-- BEGIN Information given --

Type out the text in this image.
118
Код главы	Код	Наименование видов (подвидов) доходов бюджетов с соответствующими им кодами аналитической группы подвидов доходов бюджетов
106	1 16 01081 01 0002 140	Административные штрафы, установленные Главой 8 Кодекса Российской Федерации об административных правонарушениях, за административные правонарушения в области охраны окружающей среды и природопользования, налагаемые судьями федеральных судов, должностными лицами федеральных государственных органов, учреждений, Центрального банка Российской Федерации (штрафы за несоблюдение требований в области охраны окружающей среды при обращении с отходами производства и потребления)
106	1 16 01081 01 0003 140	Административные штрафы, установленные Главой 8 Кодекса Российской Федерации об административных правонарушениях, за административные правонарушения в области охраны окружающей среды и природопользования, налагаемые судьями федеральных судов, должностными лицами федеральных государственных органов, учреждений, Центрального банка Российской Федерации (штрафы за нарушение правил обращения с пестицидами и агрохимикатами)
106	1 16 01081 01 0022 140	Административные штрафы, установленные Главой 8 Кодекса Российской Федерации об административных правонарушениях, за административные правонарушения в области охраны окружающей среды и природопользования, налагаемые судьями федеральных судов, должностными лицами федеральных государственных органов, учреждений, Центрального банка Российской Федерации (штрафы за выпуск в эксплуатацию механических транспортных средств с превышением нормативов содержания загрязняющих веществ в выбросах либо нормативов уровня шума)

-- END Information given --

Extract all of the data above without altering anything.

* [Expected output]
Type out the text in this image.
118
Код главы	Код	Наименование видов (подвидов) доходов бюджетов с соответствующими им кодами аналитической группы подвидов доходов бюджетов
106	1 16 01081 01 0002 140	Административные штрафы, установленные Главой 8 Кодекса Российской Федерации об административных правонарушениях, за административные правонарушения в области охраны окружающей среды и природопользования, налагаемые судьями федеральных судов, должностными лицами федеральных государственных органов, учреждений, Центрального банка Российской Федерации (штрафы за несоблюдение требований в области охраны окружающей среды при обращении с отходами производства и потребления)
106	1 16 01081 01 0003 140	Административные штрафы, установленные Главой 8 Кодекса Российской Федерации об административных правонарушениях, за административные правонарушения в области охраны окружающей среды и природопользования, налагаемые судьями федеральных судов, должностными лицами федеральных государственных органов, учреждений, Центрального банка Российской Федерации (штрафы за нарушение правил обращения с пестицидами и агрохимикатами)
106	1 16 01081 01 0022 140	Административные штрафы, установленные Главой 8 Кодекса Российской Федерации об административных правонарушениях, за административные правонарушения в области охраны окружающей среды и природопользования, налагаемые судьями федеральных судов, должностными лицами федеральных государственных органов, учреждений, Центрального банка Российской Федерации (штрафы за выпуск в эксплуатацию механических транспортных средств с превышением нормативов содержания загрязняющих веществ в выбросах либо нормативов уровня шума)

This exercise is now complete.